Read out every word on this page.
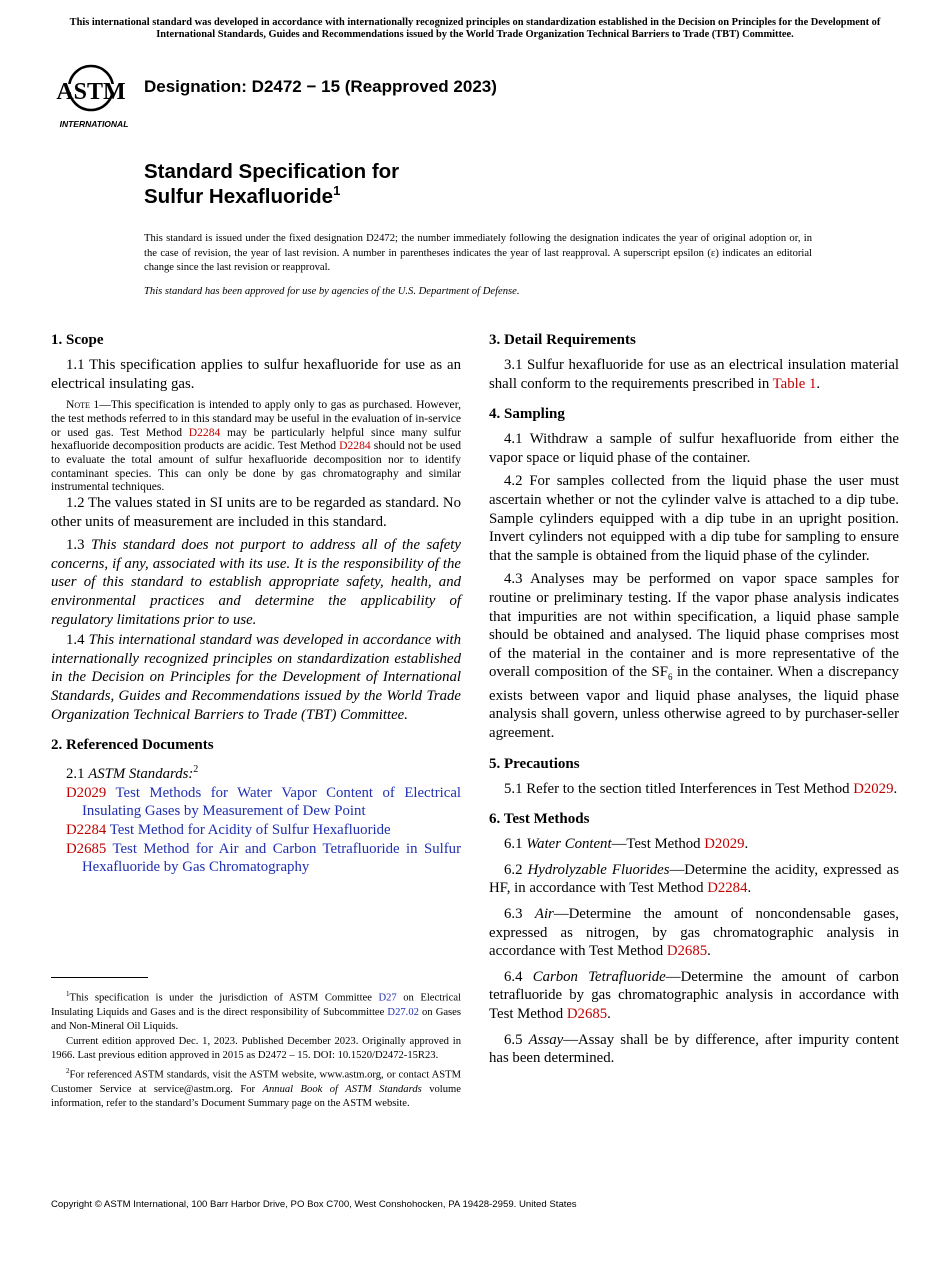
This international standard was developed in accordance with internationally recognized principles on standardization established in the Decision on Principles for the Development of International Standards, Guides and Recommendations issued by the World Trade Organization Technical Barriers to Trade (TBT) Committee.
ASTM
INTERNATIONAL
Designation: D2472 − 15 (Reapproved 2023)
Standard Specification for
Sulfur Hexafluoride$^1$
This standard is issued under the fixed designation D2472; the number immediately following the designation indicates the year of original adoption or, in the case of revision, the year of last revision. A number in parentheses indicates the year of last reapproval. A superscript epsilon (ε) indicates an editorial change since the last revision or reapproval.
This standard has been approved for use by agencies of the U.S. Department of Defense.
1. Scope

1.1 This specification applies to sulfur hexafluoride for use as an electrical insulating gas.

Note 1—This specification is intended to apply only to gas as purchased. However, the test methods referred to in this standard may be useful in the evaluation of in-service or used gas. Test Method D2284 may be particularly helpful since many sulfur hexafluoride decomposition products are acidic. Test Method D2284 should not be used to evaluate the total amount of sulfur hexafluoride decomposition nor to identify contaminant species. This can only be done by gas chromatography and similar instrumental techniques.

1.2 The values stated in SI units are to be regarded as standard. No other units of measurement are included in this standard.

1.3 This standard does not purport to address all of the safety concerns, if any, associated with its use. It is the responsibility of the user of this standard to establish appropriate safety, health, and environmental practices and determine the applicability of regulatory limitations prior to use.

1.4 This international standard was developed in accordance with internationally recognized principles on standardization established in the Decision on Principles for the Development of International Standards, Guides and Recommendations issued by the World Trade Organization Technical Barriers to Trade (TBT) Committee.

2. Referenced Documents

2.1 ASTM Standards:$^2$

D2029 Test Methods for Water Vapor Content of Electrical Insulating Gases by Measurement of Dew Point
D2284 Test Method for Acidity of Sulfur Hexafluoride
D2685 Test Method for Air and Carbon Tetrafluoride in Sulfur Hexafluoride by Gas Chromatography

$^1$This specification is under the jurisdiction of ASTM Committee D27 on Electrical Insulating Liquids and Gases and is the direct responsibility of Subcommittee D27.02 on Gases and Non-Mineral Oil Liquids.

Current edition approved Dec. 1, 2023. Published December 2023. Originally approved in 1966. Last previous edition approved in 2015 as D2472 – 15. DOI: 10.1520/D2472-15R23.

$^2$For referenced ASTM standards, visit the ASTM website, www.astm.org, or contact ASTM Customer Service at service@astm.org. For Annual Book of ASTM Standards volume information, refer to the standard’s Document Summary page on the ASTM website.

3. Detail Requirements

3.1 Sulfur hexafluoride for use as an electrical insulation material shall conform to the requirements prescribed in Table 1.

4. Sampling

4.1 Withdraw a sample of sulfur hexafluoride from either the vapor space or liquid phase of the container.

4.2 For samples collected from the liquid phase the user must ascertain whether or not the cylinder valve is attached to a dip tube. Sample cylinders equipped with a dip tube in an upright position. Invert cylinders not equipped with a dip tube for sampling to ensure that the sample is obtained from the liquid phase of the cylinder.

4.3 Analyses may be performed on vapor space samples for routine or preliminary testing. If the vapor phase analysis indicates that impurities are not within specification, a liquid phase sample should be obtained and analysed. The liquid phase comprises most of the material in the container and is more representative of the overall composition of the $SF_6$ in the container. When a discrepancy exists between vapor and liquid phase analyses, the liquid phase analysis shall govern, unless otherwise agreed to by purchaser-seller agreement.

5. Precautions

5.1 Refer to the section titled Interferences in Test Method D2029.

6. Test Methods

6.1 Water Content—Test Method D2029.

6.2 Hydrolyzable Fluorides—Determine the acidity, expressed as HF, in accordance with Test Method D2284.

6.3 Air—Determine the amount of noncondensable gases, expressed as nitrogen, by gas chromatographic analysis in accordance with Test Method D2685.

6.4 Carbon Tetrafluoride—Determine the amount of carbon tetrafluoride by gas chromatographic analysis in accordance with Test Method D2685.

6.5 Assay—Assay shall be by difference, after impurity content has been determined.

Copyright © ASTM International, 100 Barr Harbor Drive, PO Box C700, West Conshohocken, PA 19428-2959. United States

## EXERCISE DETAILS
Once the pictures are set aside, repeat the data above exactly.

## PROBLEM SOLUTION
Read out every word on this page.
This international standard was developed in accordance with internationally recognized principles on standardization established in the Decision on Principles for the Development of International Standards, Guides and Recommendations issued by the World Trade Organization Technical Barriers to Trade (TBT) Committee.
ASTM
INTERNATIONAL
Designation: D2472 − 15 (Reapproved 2023)
Standard Specification for
Sulfur Hexafluoride$^1$
This standard is issued under the fixed designation D2472; the number immediately following the designation indicates the year of original adoption or, in the case of revision, the year of last revision. A number in parentheses indicates the year of last reapproval. A superscript epsilon (ε) indicates an editorial change since the last revision or reapproval.
This standard has been approved for use by agencies of the U.S. Department of Defense.
1. Scope

1.1 This specification applies to sulfur hexafluoride for use as an electrical insulating gas.

Note 1—This specification is intended to apply only to gas as purchased. However, the test methods referred to in this standard may be useful in the evaluation of in-service or used gas. Test Method D2284 may be particularly helpful since many sulfur hexafluoride decomposition products are acidic. Test Method D2284 should not be used to evaluate the total amount of sulfur hexafluoride decomposition nor to identify contaminant species. This can only be done by gas chromatography and similar instrumental techniques.

1.2 The values stated in SI units are to be regarded as standard. No other units of measurement are included in this standard.

1.3 This standard does not purport to address all of the safety concerns, if any, associated with its use. It is the responsibility of the user of this standard to establish appropriate safety, health, and environmental practices and determine the applicability of regulatory limitations prior to use.

1.4 This international standard was developed in accordance with internationally recognized principles on standardization established in the Decision on Principles for the Development of International Standards, Guides and Recommendations issued by the World Trade Organization Technical Barriers to Trade (TBT) Committee.

2. Referenced Documents

2.1 ASTM Standards:$^2$

D2029 Test Methods for Water Vapor Content of Electrical Insulating Gases by Measurement of Dew Point
D2284 Test Method for Acidity of Sulfur Hexafluoride
D2685 Test Method for Air and Carbon Tetrafluoride in Sulfur Hexafluoride by Gas Chromatography

$^1$This specification is under the jurisdiction of ASTM Committee D27 on Electrical Insulating Liquids and Gases and is the direct responsibility of Subcommittee D27.02 on Gases and Non-Mineral Oil Liquids.

Current edition approved Dec. 1, 2023. Published December 2023. Originally approved in 1966. Last previous edition approved in 2015 as D2472 – 15. DOI: 10.1520/D2472-15R23.

$^2$For referenced ASTM standards, visit the ASTM website, www.astm.org, or contact ASTM Customer Service at service@astm.org. For Annual Book of ASTM Standards volume information, refer to the standard’s Document Summary page on the ASTM website.

3. Detail Requirements

3.1 Sulfur hexafluoride for use as an electrical insulation material shall conform to the requirements prescribed in Table 1.

4. Sampling

4.1 Withdraw a sample of sulfur hexafluoride from either the vapor space or liquid phase of the container.

4.2 For samples collected from the liquid phase the user must ascertain whether or not the cylinder valve is attached to a dip tube. Sample cylinders equipped with a dip tube in an upright position. Invert cylinders not equipped with a dip tube for sampling to ensure that the sample is obtained from the liquid phase of the cylinder.

4.3 Analyses may be performed on vapor space samples for routine or preliminary testing. If the vapor phase analysis indicates that impurities are not within specification, a liquid phase sample should be obtained and analysed. The liquid phase comprises most of the material in the container and is more representative of the overall composition of the $SF_6$ in the container. When a discrepancy exists between vapor and liquid phase analyses, the liquid phase analysis shall govern, unless otherwise agreed to by purchaser-seller agreement.

5. Precautions

5.1 Refer to the section titled Interferences in Test Method D2029.

6. Test Methods

6.1 Water Content—Test Method D2029.

6.2 Hydrolyzable Fluorides—Determine the acidity, expressed as HF, in accordance with Test Method D2284.

6.3 Air—Determine the amount of noncondensable gases, expressed as nitrogen, by gas chromatographic analysis in accordance with Test Method D2685.

6.4 Carbon Tetrafluoride—Determine the amount of carbon tetrafluoride by gas chromatographic analysis in accordance with Test Method D2685.

6.5 Assay—Assay shall be by difference, after impurity content has been determined.

Copyright © ASTM International, 100 Barr Harbor Drive, PO Box C700, West Conshohocken, PA 19428-2959. United States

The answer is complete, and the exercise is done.